Objective = Quote every line as written. Omit pictures.

○ ○ ○ ○

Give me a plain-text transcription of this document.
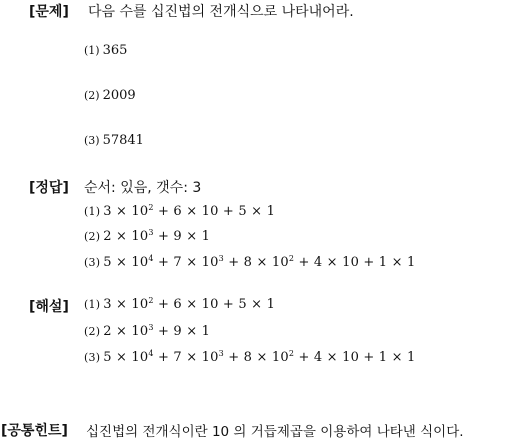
[문제] 다음 수를 십진법의 전개식으로 나타내어라.
(1) 365
(2) 2009
(3) 57841
[정답] 순서: 있음, 갯수: 3
(1) $3 \times 10^2 + 6 \times 10 + 5 \times 1$
(2) $2 \times 10^3 + 9 \times 1$
(3) $5 \times 10^4 + 7 \times 10^3 + 8 \times 10^2 + 4 \times 10 + 1 \times 1$
[해설] (1) $3 \times 10^2 + 6 \times 10 + 5 \times 1$
(2) $2 \times 10^3 + 9 \times 1$
(3) $5 \times 10^4 + 7 \times 10^3 + 8 \times 10^2 + 4 \times 10 + 1 \times 1$
[공통힌트] 십진법의 전개식이란 10 의 거듭제곱을 이용하여 나타낸 식이다.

○ ○ ○ ○

Exercise response =
Give me a plain-text transcription of this document.
[문제] 다음 수를 십진법의 전개식으로 나타내어라.
(1) 365
(2) 2009
(3) 57841
[정답] 순서: 있음, 갯수: 3
(1) $3 \times 10^2 + 6 \times 10 + 5 \times 1$
(2) $2 \times 10^3 + 9 \times 1$
(3) $5 \times 10^4 + 7 \times 10^3 + 8 \times 10^2 + 4 \times 10 + 1 \times 1$
[해설] (1) $3 \times 10^2 + 6 \times 10 + 5 \times 1$
(2) $2 \times 10^3 + 9 \times 1$
(3) $5 \times 10^4 + 7 \times 10^3 + 8 \times 10^2 + 4 \times 10 + 1 \times 1$
[공통힌트] 십진법의 전개식이란 10 의 거듭제곱을 이용하여 나타낸 식이다.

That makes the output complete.